The problem: Scan the material below for the string "detalicznej", and copy every line where it shows up.
** BEGIN Records provided **
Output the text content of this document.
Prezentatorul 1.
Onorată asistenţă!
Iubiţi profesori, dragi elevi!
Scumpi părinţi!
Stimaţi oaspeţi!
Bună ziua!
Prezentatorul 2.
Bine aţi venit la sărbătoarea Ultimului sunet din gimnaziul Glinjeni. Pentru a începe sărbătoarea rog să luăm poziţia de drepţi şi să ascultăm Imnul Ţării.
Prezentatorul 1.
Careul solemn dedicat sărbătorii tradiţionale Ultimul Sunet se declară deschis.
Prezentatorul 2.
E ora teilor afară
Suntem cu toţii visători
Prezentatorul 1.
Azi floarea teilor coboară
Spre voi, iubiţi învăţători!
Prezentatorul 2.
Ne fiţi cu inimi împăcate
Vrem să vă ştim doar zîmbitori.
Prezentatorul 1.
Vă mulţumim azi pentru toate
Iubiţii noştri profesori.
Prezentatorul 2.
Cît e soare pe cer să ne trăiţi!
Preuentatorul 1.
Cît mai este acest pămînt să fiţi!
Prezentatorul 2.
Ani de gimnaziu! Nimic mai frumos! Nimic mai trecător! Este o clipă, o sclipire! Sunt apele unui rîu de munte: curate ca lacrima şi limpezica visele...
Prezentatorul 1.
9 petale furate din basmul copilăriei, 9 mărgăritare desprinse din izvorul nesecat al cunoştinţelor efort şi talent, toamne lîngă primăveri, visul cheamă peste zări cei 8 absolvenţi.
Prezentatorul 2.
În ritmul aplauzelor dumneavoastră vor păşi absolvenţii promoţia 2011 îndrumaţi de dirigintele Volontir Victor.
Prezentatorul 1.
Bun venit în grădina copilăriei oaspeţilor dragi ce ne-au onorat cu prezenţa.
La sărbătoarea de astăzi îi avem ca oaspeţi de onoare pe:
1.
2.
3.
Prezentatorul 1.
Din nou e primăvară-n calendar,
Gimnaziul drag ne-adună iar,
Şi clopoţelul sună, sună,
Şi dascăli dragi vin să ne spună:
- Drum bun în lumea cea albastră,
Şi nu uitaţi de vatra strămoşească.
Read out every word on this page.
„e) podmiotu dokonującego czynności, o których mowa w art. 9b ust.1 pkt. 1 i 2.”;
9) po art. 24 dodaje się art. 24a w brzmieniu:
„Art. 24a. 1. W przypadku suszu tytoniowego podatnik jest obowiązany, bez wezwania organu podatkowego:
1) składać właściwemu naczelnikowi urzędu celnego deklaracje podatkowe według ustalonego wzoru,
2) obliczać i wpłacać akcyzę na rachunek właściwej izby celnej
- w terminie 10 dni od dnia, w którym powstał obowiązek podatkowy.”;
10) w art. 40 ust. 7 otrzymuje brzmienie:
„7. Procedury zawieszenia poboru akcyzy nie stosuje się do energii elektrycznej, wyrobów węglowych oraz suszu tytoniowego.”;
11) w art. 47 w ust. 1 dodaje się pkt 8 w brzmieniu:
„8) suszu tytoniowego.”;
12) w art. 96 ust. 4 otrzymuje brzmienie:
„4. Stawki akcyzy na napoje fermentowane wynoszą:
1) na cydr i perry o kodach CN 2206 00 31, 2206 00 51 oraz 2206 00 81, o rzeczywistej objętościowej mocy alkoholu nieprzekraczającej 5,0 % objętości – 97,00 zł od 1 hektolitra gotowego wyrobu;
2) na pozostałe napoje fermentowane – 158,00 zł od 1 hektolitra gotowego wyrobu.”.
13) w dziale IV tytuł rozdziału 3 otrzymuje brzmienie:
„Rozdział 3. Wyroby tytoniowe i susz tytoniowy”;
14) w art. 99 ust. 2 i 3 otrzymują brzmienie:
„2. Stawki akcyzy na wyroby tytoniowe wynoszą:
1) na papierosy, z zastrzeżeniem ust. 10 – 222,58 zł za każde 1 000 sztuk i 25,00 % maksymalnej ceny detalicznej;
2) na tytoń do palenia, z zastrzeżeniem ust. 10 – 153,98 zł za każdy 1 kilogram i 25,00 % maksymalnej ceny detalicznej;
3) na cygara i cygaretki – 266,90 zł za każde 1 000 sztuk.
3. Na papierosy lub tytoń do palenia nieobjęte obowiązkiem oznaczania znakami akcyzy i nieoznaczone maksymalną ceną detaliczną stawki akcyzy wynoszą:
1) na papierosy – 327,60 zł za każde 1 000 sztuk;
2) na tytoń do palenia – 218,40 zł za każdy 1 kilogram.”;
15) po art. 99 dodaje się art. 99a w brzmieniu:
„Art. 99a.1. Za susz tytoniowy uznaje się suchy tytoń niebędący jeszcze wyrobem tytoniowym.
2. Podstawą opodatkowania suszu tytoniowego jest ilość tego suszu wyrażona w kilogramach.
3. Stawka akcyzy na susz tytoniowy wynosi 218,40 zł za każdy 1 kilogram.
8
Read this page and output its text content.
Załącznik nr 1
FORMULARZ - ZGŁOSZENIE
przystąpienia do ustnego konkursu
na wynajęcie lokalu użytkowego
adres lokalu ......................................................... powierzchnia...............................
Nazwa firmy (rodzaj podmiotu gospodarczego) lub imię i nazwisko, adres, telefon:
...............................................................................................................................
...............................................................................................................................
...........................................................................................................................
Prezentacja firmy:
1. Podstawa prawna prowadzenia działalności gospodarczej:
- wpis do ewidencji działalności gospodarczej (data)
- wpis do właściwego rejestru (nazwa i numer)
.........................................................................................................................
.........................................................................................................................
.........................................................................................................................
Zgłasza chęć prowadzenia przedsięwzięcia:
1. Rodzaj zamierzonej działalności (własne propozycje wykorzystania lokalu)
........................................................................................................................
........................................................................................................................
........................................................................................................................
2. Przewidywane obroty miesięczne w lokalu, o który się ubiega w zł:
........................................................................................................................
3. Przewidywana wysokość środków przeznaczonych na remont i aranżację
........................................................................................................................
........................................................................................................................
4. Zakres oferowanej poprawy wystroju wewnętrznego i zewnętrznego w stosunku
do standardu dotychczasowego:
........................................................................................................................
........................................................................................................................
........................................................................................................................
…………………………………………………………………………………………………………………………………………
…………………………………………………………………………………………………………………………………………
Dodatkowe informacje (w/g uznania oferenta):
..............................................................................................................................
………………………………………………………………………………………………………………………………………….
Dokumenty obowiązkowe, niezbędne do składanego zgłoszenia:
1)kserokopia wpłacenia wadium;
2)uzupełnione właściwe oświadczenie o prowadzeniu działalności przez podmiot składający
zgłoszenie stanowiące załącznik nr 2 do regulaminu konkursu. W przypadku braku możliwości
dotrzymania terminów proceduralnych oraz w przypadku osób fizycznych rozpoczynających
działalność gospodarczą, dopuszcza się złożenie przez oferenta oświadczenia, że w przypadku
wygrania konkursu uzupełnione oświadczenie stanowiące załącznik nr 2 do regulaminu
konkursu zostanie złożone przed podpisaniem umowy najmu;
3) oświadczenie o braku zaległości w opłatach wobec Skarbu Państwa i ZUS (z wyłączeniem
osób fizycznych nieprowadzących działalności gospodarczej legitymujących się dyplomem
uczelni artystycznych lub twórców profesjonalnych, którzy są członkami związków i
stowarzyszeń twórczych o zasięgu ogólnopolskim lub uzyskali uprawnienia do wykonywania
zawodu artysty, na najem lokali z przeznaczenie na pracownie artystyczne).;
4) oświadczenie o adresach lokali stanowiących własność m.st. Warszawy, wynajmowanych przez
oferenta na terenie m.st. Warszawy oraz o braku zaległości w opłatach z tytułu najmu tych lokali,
** END Records provided **
Result of the exercise:
1) na papierosy, z zastrzeżeniem ust. 10 – 222,58 zł za każde 1 000 sztuk i 25,00 % maksymalnej ceny detalicznej;
2) na tytoń do palenia, z zastrzeżeniem ust. 10 – 153,98 zł za każdy 1 kilogram i 25,00 % maksymalnej ceny detalicznej;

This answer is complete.